++++ Extracted material
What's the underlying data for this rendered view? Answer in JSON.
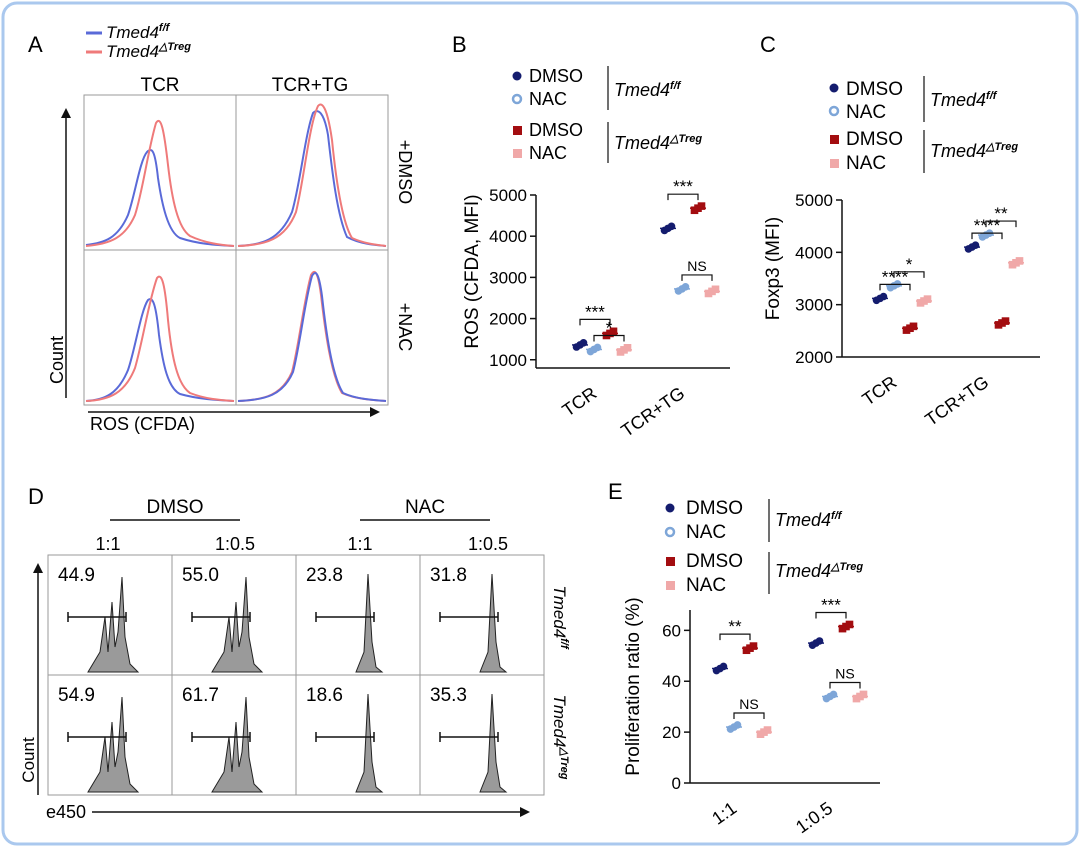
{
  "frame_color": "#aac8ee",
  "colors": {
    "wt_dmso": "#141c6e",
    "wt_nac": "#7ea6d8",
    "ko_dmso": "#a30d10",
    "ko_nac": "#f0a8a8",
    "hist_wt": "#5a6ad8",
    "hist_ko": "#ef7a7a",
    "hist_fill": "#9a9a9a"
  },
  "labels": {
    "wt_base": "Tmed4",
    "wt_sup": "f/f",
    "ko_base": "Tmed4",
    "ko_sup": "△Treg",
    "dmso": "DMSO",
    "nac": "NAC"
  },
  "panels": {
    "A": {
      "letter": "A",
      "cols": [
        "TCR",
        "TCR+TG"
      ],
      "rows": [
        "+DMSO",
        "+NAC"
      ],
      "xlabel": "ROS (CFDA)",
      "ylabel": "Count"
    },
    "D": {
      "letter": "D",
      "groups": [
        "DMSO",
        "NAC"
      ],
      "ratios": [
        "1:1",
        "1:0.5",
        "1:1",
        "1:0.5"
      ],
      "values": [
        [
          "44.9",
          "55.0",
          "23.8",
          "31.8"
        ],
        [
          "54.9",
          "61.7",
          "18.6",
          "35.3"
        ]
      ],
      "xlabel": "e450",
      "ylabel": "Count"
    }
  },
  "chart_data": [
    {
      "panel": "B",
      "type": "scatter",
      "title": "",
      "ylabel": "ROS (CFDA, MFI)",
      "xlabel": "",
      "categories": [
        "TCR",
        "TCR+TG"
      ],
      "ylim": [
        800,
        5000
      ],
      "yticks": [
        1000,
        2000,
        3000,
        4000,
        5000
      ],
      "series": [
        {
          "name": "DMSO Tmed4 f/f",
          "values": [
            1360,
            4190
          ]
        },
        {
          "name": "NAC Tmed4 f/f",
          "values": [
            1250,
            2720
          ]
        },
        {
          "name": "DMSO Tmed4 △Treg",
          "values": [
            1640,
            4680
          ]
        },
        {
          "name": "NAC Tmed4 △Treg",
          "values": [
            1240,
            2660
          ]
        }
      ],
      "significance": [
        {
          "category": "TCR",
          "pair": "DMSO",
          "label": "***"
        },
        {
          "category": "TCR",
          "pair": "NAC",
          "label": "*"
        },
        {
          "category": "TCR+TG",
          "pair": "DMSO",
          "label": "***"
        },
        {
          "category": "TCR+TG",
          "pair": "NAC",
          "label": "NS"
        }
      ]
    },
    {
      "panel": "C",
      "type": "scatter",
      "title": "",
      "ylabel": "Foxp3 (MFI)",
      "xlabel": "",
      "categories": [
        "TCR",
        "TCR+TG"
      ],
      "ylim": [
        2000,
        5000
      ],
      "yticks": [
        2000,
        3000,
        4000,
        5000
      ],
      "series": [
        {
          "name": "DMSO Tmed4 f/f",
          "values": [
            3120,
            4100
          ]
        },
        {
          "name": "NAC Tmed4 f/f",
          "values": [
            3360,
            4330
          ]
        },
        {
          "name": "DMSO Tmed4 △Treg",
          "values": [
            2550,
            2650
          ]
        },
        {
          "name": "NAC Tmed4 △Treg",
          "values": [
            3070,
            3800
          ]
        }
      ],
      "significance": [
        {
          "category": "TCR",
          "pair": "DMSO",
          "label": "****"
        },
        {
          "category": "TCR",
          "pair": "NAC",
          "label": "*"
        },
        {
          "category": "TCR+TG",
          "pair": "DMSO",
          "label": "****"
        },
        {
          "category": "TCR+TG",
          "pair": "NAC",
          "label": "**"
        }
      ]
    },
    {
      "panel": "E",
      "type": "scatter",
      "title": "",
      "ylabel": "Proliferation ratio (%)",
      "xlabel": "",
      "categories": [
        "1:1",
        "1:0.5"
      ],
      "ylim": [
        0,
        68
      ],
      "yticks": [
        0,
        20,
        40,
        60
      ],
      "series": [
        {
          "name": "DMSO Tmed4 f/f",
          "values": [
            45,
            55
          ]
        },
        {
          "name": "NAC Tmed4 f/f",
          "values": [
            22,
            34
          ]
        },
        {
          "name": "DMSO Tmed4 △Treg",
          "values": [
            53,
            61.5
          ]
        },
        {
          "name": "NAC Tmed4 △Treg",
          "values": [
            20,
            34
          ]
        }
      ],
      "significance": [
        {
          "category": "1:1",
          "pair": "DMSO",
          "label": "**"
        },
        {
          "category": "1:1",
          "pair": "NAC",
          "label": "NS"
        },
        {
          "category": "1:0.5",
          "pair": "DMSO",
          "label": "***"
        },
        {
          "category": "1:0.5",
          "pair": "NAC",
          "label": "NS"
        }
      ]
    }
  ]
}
++++++++
What you will do: All of the data needs repeating exactly, but the pictures do not.

In response:
What's the underlying data for this rendered view? Answer in JSON.
{
  "frame_color": "#aac8ee",
  "colors": {
    "wt_dmso": "#141c6e",
    "wt_nac": "#7ea6d8",
    "ko_dmso": "#a30d10",
    "ko_nac": "#f0a8a8",
    "hist_wt": "#5a6ad8",
    "hist_ko": "#ef7a7a",
    "hist_fill": "#9a9a9a"
  },
  "labels": {
    "wt_base": "Tmed4",
    "wt_sup": "f/f",
    "ko_base": "Tmed4",
    "ko_sup": "△Treg",
    "dmso": "DMSO",
    "nac": "NAC"
  },
  "panels": {
    "A": {
      "letter": "A",
      "cols": [
        "TCR",
        "TCR+TG"
      ],
      "rows": [
        "+DMSO",
        "+NAC"
      ],
      "xlabel": "ROS (CFDA)",
      "ylabel": "Count"
    },
    "D": {
      "letter": "D",
      "groups": [
        "DMSO",
        "NAC"
      ],
      "ratios": [
        "1:1",
        "1:0.5",
        "1:1",
        "1:0.5"
      ],
      "values": [
        [
          "44.9",
          "55.0",
          "23.8",
          "31.8"
        ],
        [
          "54.9",
          "61.7",
          "18.6",
          "35.3"
        ]
      ],
      "xlabel": "e450",
      "ylabel": "Count"
    }
  },
  "chart_data": [
    {
      "panel": "B",
      "type": "scatter",
      "title": "",
      "ylabel": "ROS (CFDA, MFI)",
      "xlabel": "",
      "categories": [
        "TCR",
        "TCR+TG"
      ],
      "ylim": [
        800,
        5000
      ],
      "yticks": [
        1000,
        2000,
        3000,
        4000,
        5000
      ],
      "series": [
        {
          "name": "DMSO Tmed4 f/f",
          "values": [
            1360,
            4190
          ]
        },
        {
          "name": "NAC Tmed4 f/f",
          "values": [
            1250,
            2720
          ]
        },
        {
          "name": "DMSO Tmed4 △Treg",
          "values": [
            1640,
            4680
          ]
        },
        {
          "name": "NAC Tmed4 △Treg",
          "values": [
            1240,
            2660
          ]
        }
      ],
      "significance": [
        {
          "category": "TCR",
          "pair": "DMSO",
          "label": "***"
        },
        {
          "category": "TCR",
          "pair": "NAC",
          "label": "*"
        },
        {
          "category": "TCR+TG",
          "pair": "DMSO",
          "label": "***"
        },
        {
          "category": "TCR+TG",
          "pair": "NAC",
          "label": "NS"
        }
      ]
    },
    {
      "panel": "C",
      "type": "scatter",
      "title": "",
      "ylabel": "Foxp3 (MFI)",
      "xlabel": "",
      "categories": [
        "TCR",
        "TCR+TG"
      ],
      "ylim": [
        2000,
        5000
      ],
      "yticks": [
        2000,
        3000,
        4000,
        5000
      ],
      "series": [
        {
          "name": "DMSO Tmed4 f/f",
          "values": [
            3120,
            4100
          ]
        },
        {
          "name": "NAC Tmed4 f/f",
          "values": [
            3360,
            4330
          ]
        },
        {
          "name": "DMSO Tmed4 △Treg",
          "values": [
            2550,
            2650
          ]
        },
        {
          "name": "NAC Tmed4 △Treg",
          "values": [
            3070,
            3800
          ]
        }
      ],
      "significance": [
        {
          "category": "TCR",
          "pair": "DMSO",
          "label": "****"
        },
        {
          "category": "TCR",
          "pair": "NAC",
          "label": "*"
        },
        {
          "category": "TCR+TG",
          "pair": "DMSO",
          "label": "****"
        },
        {
          "category": "TCR+TG",
          "pair": "NAC",
          "label": "**"
        }
      ]
    },
    {
      "panel": "E",
      "type": "scatter",
      "title": "",
      "ylabel": "Proliferation ratio (%)",
      "xlabel": "",
      "categories": [
        "1:1",
        "1:0.5"
      ],
      "ylim": [
        0,
        68
      ],
      "yticks": [
        0,
        20,
        40,
        60
      ],
      "series": [
        {
          "name": "DMSO Tmed4 f/f",
          "values": [
            45,
            55
          ]
        },
        {
          "name": "NAC Tmed4 f/f",
          "values": [
            22,
            34
          ]
        },
        {
          "name": "DMSO Tmed4 △Treg",
          "values": [
            53,
            61.5
          ]
        },
        {
          "name": "NAC Tmed4 △Treg",
          "values": [
            20,
            34
          ]
        }
      ],
      "significance": [
        {
          "category": "1:1",
          "pair": "DMSO",
          "label": "**"
        },
        {
          "category": "1:1",
          "pair": "NAC",
          "label": "NS"
        },
        {
          "category": "1:0.5",
          "pair": "DMSO",
          "label": "***"
        },
        {
          "category": "1:0.5",
          "pair": "NAC",
          "label": "NS"
        }
      ]
    }
  ]
}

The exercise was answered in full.